◆ **Instructions for the task**: State how many lines in the entries below hold the string "felt", and give nothing besides that number.

◆ **Data section**:
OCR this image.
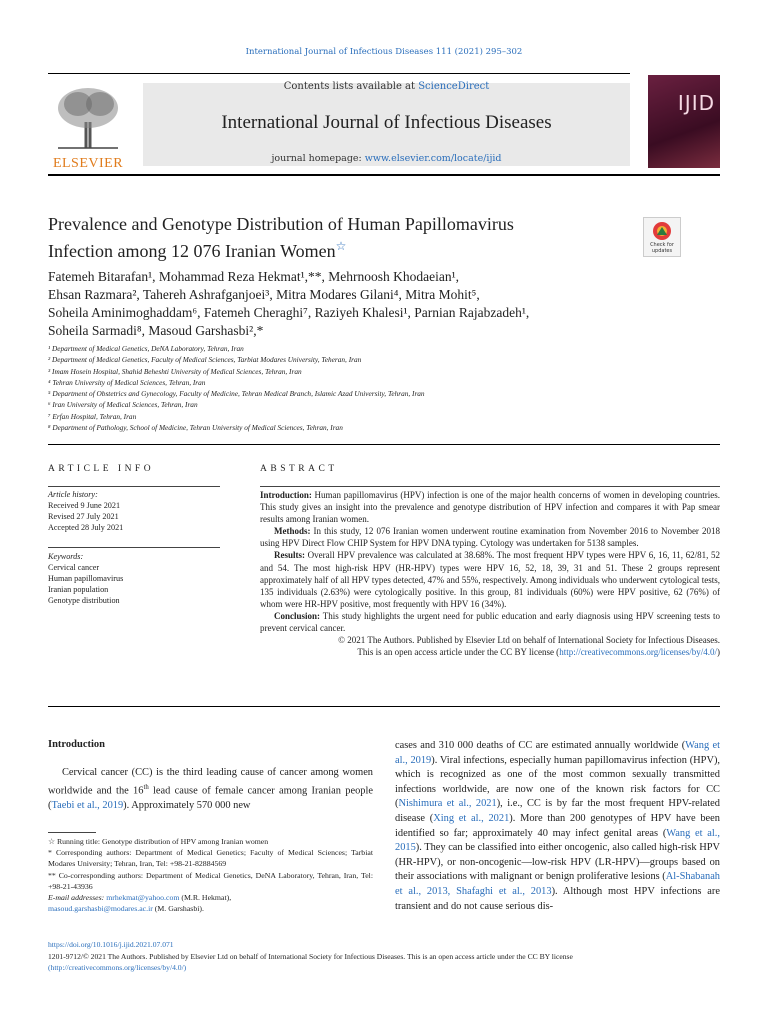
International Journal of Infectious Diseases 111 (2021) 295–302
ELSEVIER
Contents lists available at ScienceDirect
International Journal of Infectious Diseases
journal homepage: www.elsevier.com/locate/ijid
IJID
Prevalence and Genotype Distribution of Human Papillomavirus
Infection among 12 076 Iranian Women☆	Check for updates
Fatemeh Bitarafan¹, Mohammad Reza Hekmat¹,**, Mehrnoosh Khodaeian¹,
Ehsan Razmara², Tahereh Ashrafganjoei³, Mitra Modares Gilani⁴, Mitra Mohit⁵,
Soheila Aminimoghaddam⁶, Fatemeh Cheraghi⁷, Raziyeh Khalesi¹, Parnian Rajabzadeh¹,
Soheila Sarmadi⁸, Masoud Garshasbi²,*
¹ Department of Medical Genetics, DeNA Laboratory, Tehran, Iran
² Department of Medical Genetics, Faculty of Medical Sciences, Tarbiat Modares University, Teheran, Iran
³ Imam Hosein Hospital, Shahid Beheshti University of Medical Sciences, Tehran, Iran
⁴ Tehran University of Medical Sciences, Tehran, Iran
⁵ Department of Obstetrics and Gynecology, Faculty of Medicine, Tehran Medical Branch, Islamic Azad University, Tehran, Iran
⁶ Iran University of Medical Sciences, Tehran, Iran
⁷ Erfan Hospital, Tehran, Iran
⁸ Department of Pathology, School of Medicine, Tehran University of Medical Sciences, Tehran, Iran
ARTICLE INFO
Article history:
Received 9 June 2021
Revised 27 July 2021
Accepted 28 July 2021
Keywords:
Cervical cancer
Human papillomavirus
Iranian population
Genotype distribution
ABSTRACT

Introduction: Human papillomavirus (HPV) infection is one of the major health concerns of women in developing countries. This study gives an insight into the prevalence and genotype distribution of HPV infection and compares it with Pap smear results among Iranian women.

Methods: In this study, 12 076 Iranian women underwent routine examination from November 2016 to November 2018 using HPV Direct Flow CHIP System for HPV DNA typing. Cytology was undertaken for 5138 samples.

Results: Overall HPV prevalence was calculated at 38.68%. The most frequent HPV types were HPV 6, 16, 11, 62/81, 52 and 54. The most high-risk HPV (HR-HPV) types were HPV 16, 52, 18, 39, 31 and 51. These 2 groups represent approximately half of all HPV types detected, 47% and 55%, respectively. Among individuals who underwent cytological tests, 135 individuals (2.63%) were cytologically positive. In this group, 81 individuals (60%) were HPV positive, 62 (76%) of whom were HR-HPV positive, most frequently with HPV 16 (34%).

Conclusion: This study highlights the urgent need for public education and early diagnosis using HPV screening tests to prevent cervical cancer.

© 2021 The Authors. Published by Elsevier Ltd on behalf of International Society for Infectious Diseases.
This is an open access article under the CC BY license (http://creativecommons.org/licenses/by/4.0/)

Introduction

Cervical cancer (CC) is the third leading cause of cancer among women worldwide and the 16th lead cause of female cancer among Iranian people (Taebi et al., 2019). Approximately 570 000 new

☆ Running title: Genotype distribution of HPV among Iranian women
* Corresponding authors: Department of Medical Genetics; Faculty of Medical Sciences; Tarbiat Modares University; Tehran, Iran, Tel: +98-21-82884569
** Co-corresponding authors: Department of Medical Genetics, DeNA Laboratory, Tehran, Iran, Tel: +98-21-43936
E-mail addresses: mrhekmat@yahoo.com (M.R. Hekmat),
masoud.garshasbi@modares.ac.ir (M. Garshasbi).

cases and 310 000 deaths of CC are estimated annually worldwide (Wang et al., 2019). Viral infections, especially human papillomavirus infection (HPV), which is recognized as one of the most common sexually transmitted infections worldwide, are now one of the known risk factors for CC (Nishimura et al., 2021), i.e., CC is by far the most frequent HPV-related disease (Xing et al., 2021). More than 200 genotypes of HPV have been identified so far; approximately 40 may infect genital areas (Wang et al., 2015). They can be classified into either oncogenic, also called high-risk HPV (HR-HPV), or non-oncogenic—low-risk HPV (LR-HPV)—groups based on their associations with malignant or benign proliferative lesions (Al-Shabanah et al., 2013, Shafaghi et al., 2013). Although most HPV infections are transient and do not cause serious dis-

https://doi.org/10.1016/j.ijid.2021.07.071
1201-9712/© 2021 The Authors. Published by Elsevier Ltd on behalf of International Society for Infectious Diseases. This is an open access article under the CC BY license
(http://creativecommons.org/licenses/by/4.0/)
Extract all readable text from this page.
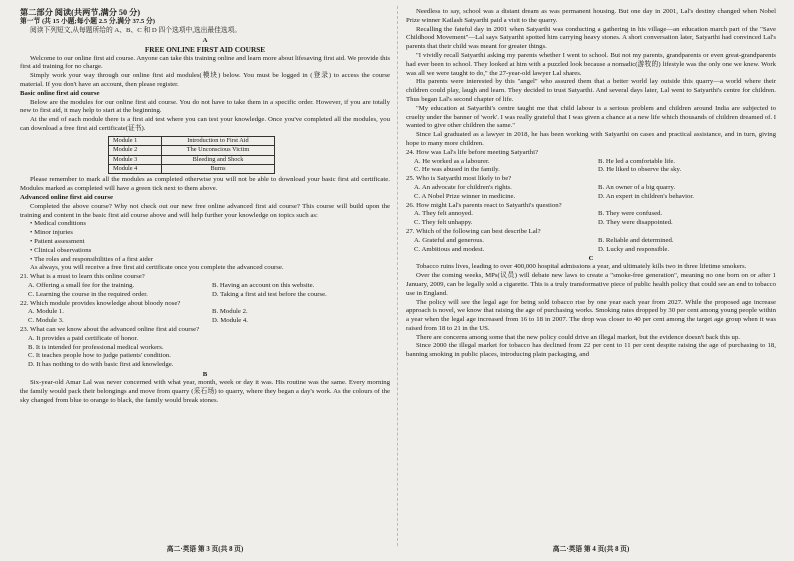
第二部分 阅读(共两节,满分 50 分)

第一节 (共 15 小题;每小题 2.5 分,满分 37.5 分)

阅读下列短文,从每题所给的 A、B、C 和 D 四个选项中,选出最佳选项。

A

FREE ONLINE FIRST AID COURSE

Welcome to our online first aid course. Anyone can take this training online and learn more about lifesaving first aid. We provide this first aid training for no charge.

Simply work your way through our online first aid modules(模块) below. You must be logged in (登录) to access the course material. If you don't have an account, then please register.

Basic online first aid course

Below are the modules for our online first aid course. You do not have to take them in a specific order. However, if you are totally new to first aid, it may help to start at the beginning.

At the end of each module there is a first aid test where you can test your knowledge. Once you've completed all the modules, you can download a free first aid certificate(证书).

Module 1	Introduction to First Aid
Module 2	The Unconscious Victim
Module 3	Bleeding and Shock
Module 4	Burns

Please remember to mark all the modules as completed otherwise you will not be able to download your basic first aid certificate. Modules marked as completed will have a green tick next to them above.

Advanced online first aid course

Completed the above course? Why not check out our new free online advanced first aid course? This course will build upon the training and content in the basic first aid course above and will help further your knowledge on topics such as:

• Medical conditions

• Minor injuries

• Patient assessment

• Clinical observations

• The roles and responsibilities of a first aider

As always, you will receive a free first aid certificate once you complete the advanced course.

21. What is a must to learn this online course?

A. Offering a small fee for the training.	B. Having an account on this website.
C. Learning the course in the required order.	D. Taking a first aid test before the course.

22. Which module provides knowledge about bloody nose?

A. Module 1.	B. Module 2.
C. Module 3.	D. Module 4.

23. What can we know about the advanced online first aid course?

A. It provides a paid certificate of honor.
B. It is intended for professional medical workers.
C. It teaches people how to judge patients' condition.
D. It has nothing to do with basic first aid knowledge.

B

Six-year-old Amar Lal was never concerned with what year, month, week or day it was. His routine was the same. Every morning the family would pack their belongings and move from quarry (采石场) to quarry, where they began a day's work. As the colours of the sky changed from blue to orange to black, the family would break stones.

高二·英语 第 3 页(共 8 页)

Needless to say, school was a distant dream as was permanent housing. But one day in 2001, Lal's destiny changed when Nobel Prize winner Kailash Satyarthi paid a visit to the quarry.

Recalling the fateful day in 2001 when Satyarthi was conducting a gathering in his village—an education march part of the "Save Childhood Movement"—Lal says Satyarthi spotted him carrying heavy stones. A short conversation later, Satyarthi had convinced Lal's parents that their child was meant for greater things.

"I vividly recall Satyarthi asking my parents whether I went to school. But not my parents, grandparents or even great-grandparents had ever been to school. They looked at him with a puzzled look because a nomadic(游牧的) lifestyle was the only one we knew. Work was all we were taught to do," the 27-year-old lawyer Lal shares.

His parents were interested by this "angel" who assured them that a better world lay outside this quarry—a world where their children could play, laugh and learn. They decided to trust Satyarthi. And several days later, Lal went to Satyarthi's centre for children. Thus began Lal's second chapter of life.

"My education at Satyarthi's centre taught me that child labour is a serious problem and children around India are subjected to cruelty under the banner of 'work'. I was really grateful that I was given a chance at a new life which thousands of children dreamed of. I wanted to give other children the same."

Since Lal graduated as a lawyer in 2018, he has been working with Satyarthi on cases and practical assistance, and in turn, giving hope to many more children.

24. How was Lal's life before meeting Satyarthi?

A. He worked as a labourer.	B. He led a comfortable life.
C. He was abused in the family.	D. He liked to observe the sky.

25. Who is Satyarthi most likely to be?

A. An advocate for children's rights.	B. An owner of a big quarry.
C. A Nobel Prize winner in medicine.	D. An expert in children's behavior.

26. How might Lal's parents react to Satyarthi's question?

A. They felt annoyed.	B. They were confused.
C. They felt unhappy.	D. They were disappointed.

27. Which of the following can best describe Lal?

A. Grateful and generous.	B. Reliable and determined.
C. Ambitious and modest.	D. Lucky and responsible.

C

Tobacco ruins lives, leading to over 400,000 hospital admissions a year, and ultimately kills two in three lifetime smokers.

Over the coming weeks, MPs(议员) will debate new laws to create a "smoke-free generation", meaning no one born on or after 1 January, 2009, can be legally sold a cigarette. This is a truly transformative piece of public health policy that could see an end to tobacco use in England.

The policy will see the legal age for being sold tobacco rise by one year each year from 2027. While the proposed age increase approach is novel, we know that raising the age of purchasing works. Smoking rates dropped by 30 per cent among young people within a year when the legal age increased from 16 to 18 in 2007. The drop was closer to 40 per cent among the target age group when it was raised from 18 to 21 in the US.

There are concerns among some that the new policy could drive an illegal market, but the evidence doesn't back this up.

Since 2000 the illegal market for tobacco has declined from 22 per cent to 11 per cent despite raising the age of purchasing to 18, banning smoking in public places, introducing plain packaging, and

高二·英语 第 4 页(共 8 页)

◆ **Response to the exercise**: 2